OBJECTIVE → Find the word "labs" in the material below and gather every line that contains it.

SUPPLIED MATERIAL →

□ □ □ □ □ □ □

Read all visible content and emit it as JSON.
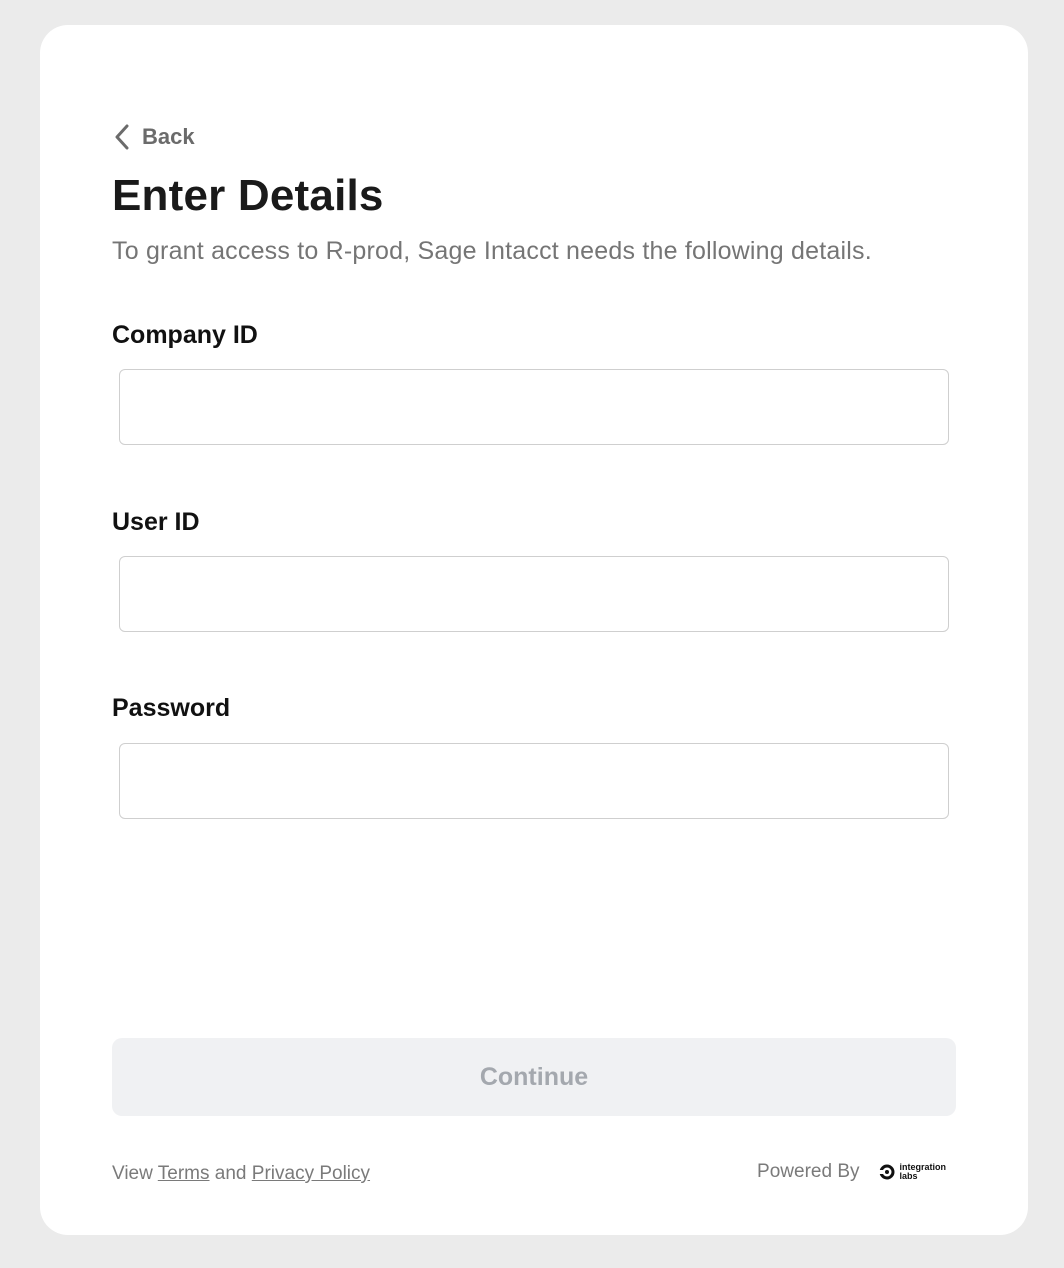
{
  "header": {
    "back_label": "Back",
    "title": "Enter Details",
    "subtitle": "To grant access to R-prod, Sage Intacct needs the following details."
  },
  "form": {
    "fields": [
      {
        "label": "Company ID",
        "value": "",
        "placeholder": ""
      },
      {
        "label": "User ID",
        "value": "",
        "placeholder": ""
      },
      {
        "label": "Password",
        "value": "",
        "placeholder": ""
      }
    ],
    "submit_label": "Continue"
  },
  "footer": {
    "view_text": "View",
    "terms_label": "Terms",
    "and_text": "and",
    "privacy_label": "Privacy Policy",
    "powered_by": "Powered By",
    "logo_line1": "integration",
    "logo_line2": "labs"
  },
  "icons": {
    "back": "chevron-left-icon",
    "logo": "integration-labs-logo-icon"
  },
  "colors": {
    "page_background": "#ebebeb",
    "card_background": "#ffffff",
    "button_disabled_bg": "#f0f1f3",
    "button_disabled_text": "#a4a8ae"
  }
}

□ □ □ □ □ □ □

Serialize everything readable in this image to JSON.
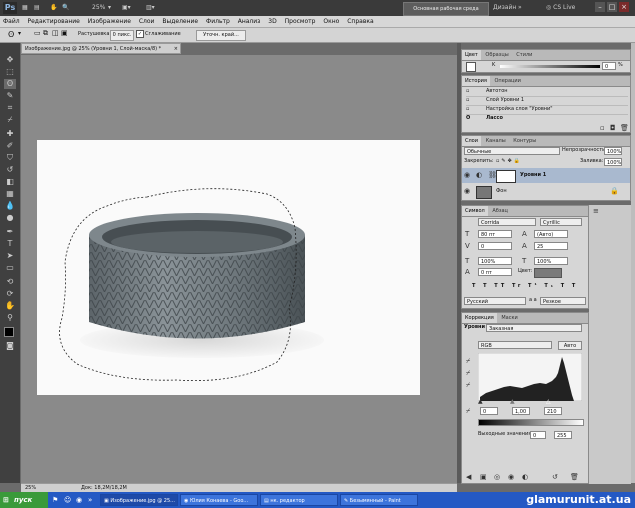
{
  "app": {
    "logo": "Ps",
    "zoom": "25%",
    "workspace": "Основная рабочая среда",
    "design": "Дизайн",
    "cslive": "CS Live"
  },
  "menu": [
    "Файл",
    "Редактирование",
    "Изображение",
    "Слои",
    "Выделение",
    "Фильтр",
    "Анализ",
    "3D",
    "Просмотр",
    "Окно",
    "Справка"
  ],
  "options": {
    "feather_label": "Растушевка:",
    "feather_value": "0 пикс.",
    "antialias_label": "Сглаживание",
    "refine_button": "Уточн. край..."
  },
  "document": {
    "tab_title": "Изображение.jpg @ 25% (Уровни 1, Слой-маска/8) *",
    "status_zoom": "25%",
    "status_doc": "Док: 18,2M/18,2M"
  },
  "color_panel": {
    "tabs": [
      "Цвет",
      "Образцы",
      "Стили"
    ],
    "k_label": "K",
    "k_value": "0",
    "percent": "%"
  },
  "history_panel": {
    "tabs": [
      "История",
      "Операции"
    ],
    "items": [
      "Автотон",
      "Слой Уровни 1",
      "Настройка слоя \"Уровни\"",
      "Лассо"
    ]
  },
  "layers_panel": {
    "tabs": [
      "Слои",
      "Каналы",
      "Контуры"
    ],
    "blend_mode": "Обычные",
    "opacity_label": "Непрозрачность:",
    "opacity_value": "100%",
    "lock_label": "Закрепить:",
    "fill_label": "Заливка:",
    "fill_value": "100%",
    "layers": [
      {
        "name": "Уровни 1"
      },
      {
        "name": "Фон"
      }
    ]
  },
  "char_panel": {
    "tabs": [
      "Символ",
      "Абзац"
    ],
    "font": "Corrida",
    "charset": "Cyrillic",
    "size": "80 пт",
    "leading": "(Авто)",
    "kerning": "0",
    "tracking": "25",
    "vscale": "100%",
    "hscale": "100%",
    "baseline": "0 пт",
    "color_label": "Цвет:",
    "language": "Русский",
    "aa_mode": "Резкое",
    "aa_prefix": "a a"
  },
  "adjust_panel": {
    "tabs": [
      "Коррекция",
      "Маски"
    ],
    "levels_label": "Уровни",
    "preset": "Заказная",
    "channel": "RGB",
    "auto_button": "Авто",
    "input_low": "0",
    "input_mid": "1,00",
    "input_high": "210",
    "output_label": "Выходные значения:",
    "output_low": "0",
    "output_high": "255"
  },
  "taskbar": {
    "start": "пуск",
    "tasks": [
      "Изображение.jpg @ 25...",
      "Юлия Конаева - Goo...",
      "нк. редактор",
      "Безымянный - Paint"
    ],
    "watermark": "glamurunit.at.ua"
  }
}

□ □ □ □ □ □ □

RESPONSE TO THIS EXERCISE →
    "logo_line2": "labs"
    "logo": "integration-labs-logo-icon"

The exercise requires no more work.